EXERCISE OBJECTIVE
Present the records from the line containing "Patent image size: (1353, 969)." through the line containing "The upper cable region 33 is at (763, 687)." as a Markdown table with the columns Row and Line, leaving out blank lines.

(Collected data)
>>>>>

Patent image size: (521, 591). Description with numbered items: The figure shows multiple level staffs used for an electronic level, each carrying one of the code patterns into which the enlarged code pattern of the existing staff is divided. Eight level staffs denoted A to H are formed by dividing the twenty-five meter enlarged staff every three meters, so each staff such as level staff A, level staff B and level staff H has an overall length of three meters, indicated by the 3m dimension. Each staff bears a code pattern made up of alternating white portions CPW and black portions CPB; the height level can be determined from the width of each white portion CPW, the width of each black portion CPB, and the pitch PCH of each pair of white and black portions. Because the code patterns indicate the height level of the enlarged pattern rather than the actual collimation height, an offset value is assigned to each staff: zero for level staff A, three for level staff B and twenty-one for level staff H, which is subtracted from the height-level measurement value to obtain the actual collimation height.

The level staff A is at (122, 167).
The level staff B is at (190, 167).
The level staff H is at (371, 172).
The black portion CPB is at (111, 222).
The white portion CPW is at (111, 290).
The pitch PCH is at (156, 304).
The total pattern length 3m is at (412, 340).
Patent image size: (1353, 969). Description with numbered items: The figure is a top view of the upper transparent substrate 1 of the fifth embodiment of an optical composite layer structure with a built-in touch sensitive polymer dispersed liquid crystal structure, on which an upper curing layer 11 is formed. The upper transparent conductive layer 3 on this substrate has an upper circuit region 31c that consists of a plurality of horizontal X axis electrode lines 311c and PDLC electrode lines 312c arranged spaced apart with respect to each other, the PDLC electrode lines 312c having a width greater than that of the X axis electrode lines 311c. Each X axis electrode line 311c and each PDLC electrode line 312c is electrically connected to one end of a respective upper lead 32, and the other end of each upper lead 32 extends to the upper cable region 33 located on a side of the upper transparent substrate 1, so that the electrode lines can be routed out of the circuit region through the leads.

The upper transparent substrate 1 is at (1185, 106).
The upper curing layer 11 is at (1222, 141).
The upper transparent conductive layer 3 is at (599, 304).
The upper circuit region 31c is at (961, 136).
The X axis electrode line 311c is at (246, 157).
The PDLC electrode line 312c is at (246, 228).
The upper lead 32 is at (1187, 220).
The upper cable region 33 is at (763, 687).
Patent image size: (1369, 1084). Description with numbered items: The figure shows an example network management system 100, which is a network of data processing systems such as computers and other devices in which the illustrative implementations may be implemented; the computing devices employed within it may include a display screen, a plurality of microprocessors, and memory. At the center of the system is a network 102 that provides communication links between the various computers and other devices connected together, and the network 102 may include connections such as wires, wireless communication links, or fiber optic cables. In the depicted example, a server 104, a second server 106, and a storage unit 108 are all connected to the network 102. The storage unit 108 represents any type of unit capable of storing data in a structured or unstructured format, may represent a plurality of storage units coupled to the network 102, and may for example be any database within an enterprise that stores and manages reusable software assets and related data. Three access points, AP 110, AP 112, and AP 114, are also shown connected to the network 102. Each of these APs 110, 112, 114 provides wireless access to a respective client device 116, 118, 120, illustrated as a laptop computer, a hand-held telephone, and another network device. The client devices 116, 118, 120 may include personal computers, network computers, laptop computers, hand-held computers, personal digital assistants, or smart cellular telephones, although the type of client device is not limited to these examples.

<<<<<

SOLUTION TO THE EXERCISE
| Row | Line |
|---|---|
| 1 | Patent image size: (1353, 969). Description with numbered items: The figure is a top view of the upper transparent substrate 1 of the fifth embodiment of an optical composite layer structure with a built-in touch sensitive polymer dispersed liquid crystal structure, on which an upper curing layer 11 is formed. The upper transparent conductive layer 3 on this substrate has an upper circuit region 31c that consists of a plurality of horizontal X axis electrode lines 311c and PDLC electrode lines 312c arranged spaced apart with respect to each other, the PDLC electrode lines 312c having a width greater than that of the X axis electrode lines 311c. Each X axis electrode line 311c and each PDLC electrode line 312c is electrically connected to one end of a respective upper lead 32, and the other end of each upper lead 32 extends to the upper cable region 33 located on a side of the upper transparent substrate 1, so that the electrode lines can be routed out of the circuit region through the leads. |
| 2 | The upper transparent substrate 1 is at (1185, 106). |
| 3 | The upper curing layer 11 is at (1222, 141). |
| 4 | The upper transparent conductive layer 3 is at (599, 304). |
| 5 | The upper circuit region 31c is at (961, 136). |
| 6 | The X axis electrode line 311c is at (246, 157). |
| 7 | The PDLC electrode line 312c is at (246, 228). |
| 8 | The upper lead 32 is at (1187, 220). |
| 9 | The upper cable region 33 is at (763, 687). |